*Problem to work on:*
Gather the lines from the material that contain "Spain".
↓↓↓
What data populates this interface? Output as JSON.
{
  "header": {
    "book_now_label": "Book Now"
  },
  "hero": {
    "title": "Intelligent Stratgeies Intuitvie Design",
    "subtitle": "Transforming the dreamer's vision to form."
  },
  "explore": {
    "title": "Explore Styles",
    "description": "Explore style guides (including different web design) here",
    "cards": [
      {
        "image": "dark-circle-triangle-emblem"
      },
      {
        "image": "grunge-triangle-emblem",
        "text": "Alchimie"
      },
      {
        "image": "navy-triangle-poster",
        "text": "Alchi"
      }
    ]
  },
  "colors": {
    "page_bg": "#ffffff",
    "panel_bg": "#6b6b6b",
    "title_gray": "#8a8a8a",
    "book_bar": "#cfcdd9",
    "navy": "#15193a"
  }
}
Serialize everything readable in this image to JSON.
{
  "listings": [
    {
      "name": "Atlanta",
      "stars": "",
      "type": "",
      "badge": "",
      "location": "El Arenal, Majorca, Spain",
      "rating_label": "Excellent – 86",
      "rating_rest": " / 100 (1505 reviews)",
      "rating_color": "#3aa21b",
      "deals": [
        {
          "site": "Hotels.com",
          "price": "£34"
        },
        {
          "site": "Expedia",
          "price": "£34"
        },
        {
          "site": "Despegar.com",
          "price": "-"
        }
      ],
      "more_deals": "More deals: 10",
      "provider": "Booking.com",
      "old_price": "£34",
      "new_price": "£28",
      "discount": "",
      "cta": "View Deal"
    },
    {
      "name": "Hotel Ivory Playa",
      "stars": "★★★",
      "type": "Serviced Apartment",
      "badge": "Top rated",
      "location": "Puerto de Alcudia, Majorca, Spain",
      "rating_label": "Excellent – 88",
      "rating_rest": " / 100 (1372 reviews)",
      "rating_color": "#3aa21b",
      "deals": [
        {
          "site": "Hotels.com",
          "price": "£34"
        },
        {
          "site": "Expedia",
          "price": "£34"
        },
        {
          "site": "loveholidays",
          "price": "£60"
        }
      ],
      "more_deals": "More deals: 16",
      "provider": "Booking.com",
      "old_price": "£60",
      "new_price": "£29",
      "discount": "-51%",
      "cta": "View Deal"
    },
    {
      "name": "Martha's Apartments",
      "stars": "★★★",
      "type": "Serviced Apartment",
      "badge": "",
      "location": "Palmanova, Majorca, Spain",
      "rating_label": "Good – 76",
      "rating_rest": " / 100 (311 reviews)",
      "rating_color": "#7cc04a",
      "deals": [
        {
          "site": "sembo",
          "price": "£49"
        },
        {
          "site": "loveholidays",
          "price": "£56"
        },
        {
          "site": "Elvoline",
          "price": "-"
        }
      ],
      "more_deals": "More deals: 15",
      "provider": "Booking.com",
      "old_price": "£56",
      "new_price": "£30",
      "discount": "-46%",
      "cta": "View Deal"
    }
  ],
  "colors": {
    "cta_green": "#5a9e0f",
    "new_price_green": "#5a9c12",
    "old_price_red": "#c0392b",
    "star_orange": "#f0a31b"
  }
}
↑↑↑
*Response to the task:*
      "location": "El Arenal, Majorca, Spain",
      "location": "Puerto de Alcudia, Majorca, Spain",
      "location": "Palmanova, Majorca, Spain",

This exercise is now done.